- To do -
Your copy of the material below should match it exactly, except that it holds no pictures.

- Excerpted records -
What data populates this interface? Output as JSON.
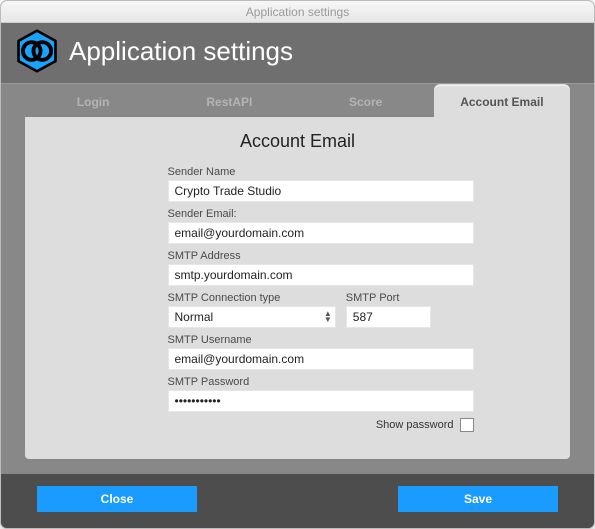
{
  "window": {
    "title": "Application settings"
  },
  "header": {
    "title": "Application settings"
  },
  "tabs": {
    "login": {
      "label": "Login"
    },
    "restapi": {
      "label": "RestAPI"
    },
    "score": {
      "label": "Score"
    },
    "account_email": {
      "label": "Account Email"
    }
  },
  "panel": {
    "heading": "Account Email"
  },
  "form": {
    "sender_name": {
      "label": "Sender Name",
      "value": "Crypto Trade Studio"
    },
    "sender_email": {
      "label": "Sender Email:",
      "value": "email@yourdomain.com"
    },
    "smtp_address": {
      "label": "SMTP Address",
      "value": "smtp.yourdomain.com"
    },
    "smtp_conn": {
      "label": "SMTP Connection type",
      "value": "Normal"
    },
    "smtp_port": {
      "label": "SMTP Port",
      "value": "587"
    },
    "smtp_user": {
      "label": "SMTP Username",
      "value": "email@yourdomain.com"
    },
    "smtp_pass": {
      "label": "SMTP Password",
      "value": "•••••••••••"
    },
    "show_password": {
      "label": "Show password"
    }
  },
  "footer": {
    "close": "Close",
    "save": "Save"
  }
}
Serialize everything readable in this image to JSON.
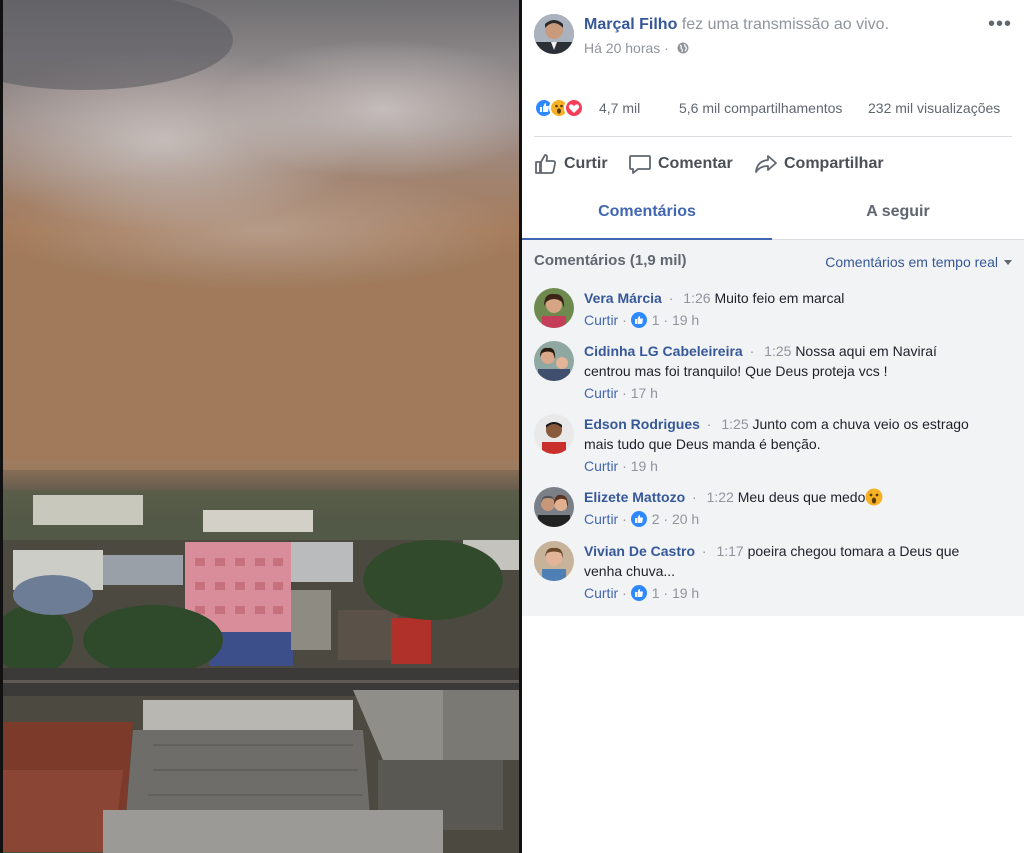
{
  "post": {
    "author": "Marçal Filho",
    "action": "fez uma transmissão ao vivo.",
    "time": "Há 20 horas",
    "reaction_icons": [
      "like-icon",
      "wow-icon",
      "love-icon"
    ],
    "reactions_count": "4,7 mil",
    "shares": "5,6 mil compartilhamentos",
    "views": "232 mil visualizações"
  },
  "actions": {
    "like": "Curtir",
    "comment": "Comentar",
    "share": "Compartilhar"
  },
  "tabs": {
    "comments": "Comentários",
    "following": "A seguir"
  },
  "comments_header": {
    "count": "Comentários (1,9 mil)",
    "filter": "Comentários em tempo real"
  },
  "comments": [
    {
      "author": "Vera Márcia",
      "time": "1:26",
      "text": "Muito feio em marcal",
      "like_label": "Curtir",
      "likes": "1",
      "age": "19 h"
    },
    {
      "author": "Cidinha LG Cabeleireira",
      "time": "1:25",
      "text": "Nossa aqui em Naviraí centrou mas foi tranquilo! Que Deus proteja vcs !",
      "like_label": "Curtir",
      "likes": "",
      "age": "17 h"
    },
    {
      "author": "Edson Rodrigues",
      "time": "1:25",
      "text": "Junto com a chuva veio os estrago mais tudo que Deus manda é benção.",
      "like_label": "Curtir",
      "likes": "",
      "age": "19 h"
    },
    {
      "author": "Elizete Mattozo",
      "time": "1:22",
      "text": "Meu deus que medo",
      "like_label": "Curtir",
      "likes": "2",
      "age": "20 h"
    },
    {
      "author": "Vivian De Castro",
      "time": "1:17",
      "text": "poeira chegou tomara a Deus que venha chuva...",
      "like_label": "Curtir",
      "likes": "1",
      "age": "19 h"
    }
  ],
  "colors": {
    "link": "#365899",
    "accent": "#4267b2",
    "muted": "#90949c",
    "like_blue": "#2e89ff",
    "comments_bg": "#f2f3f5"
  }
}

- Answer to the task -
What data populates this interface? Output as JSON.
{
  "window": {
    "title": "Application settings"
  },
  "header": {
    "title": "Application settings"
  },
  "tabs": {
    "login": {
      "label": "Login"
    },
    "restapi": {
      "label": "RestAPI"
    },
    "score": {
      "label": "Score"
    },
    "account_email": {
      "label": "Account Email"
    }
  },
  "panel": {
    "heading": "Account Email"
  },
  "form": {
    "sender_name": {
      "label": "Sender Name",
      "value": "Crypto Trade Studio"
    },
    "sender_email": {
      "label": "Sender Email:",
      "value": "email@yourdomain.com"
    },
    "smtp_address": {
      "label": "SMTP Address",
      "value": "smtp.yourdomain.com"
    },
    "smtp_conn": {
      "label": "SMTP Connection type",
      "value": "Normal"
    },
    "smtp_port": {
      "label": "SMTP Port",
      "value": "587"
    },
    "smtp_user": {
      "label": "SMTP Username",
      "value": "email@yourdomain.com"
    },
    "smtp_pass": {
      "label": "SMTP Password",
      "value": "•••••••••••"
    },
    "show_password": {
      "label": "Show password"
    }
  },
  "footer": {
    "close": "Close",
    "save": "Save"
  }
}
Serialize everything readable in this image to JSON.
{
  "post": {
    "author": "Marçal Filho",
    "action": "fez uma transmissão ao vivo.",
    "time": "Há 20 horas",
    "reaction_icons": [
      "like-icon",
      "wow-icon",
      "love-icon"
    ],
    "reactions_count": "4,7 mil",
    "shares": "5,6 mil compartilhamentos",
    "views": "232 mil visualizações"
  },
  "actions": {
    "like": "Curtir",
    "comment": "Comentar",
    "share": "Compartilhar"
  },
  "tabs": {
    "comments": "Comentários",
    "following": "A seguir"
  },
  "comments_header": {
    "count": "Comentários (1,9 mil)",
    "filter": "Comentários em tempo real"
  },
  "comments": [
    {
      "author": "Vera Márcia",
      "time": "1:26",
      "text": "Muito feio em marcal",
      "like_label": "Curtir",
      "likes": "1",
      "age": "19 h"
    },
    {
      "author": "Cidinha LG Cabeleireira",
      "time": "1:25",
      "text": "Nossa aqui em Naviraí centrou mas foi tranquilo! Que Deus proteja vcs !",
      "like_label": "Curtir",
      "likes": "",
      "age": "17 h"
    },
    {
      "author": "Edson Rodrigues",
      "time": "1:25",
      "text": "Junto com a chuva veio os estrago mais tudo que Deus manda é benção.",
      "like_label": "Curtir",
      "likes": "",
      "age": "19 h"
    },
    {
      "author": "Elizete Mattozo",
      "time": "1:22",
      "text": "Meu deus que medo",
      "like_label": "Curtir",
      "likes": "2",
      "age": "20 h"
    },
    {
      "author": "Vivian De Castro",
      "time": "1:17",
      "text": "poeira chegou tomara a Deus que venha chuva...",
      "like_label": "Curtir",
      "likes": "1",
      "age": "19 h"
    }
  ],
  "colors": {
    "link": "#365899",
    "accent": "#4267b2",
    "muted": "#90949c",
    "like_blue": "#2e89ff",
    "comments_bg": "#f2f3f5"
  }
}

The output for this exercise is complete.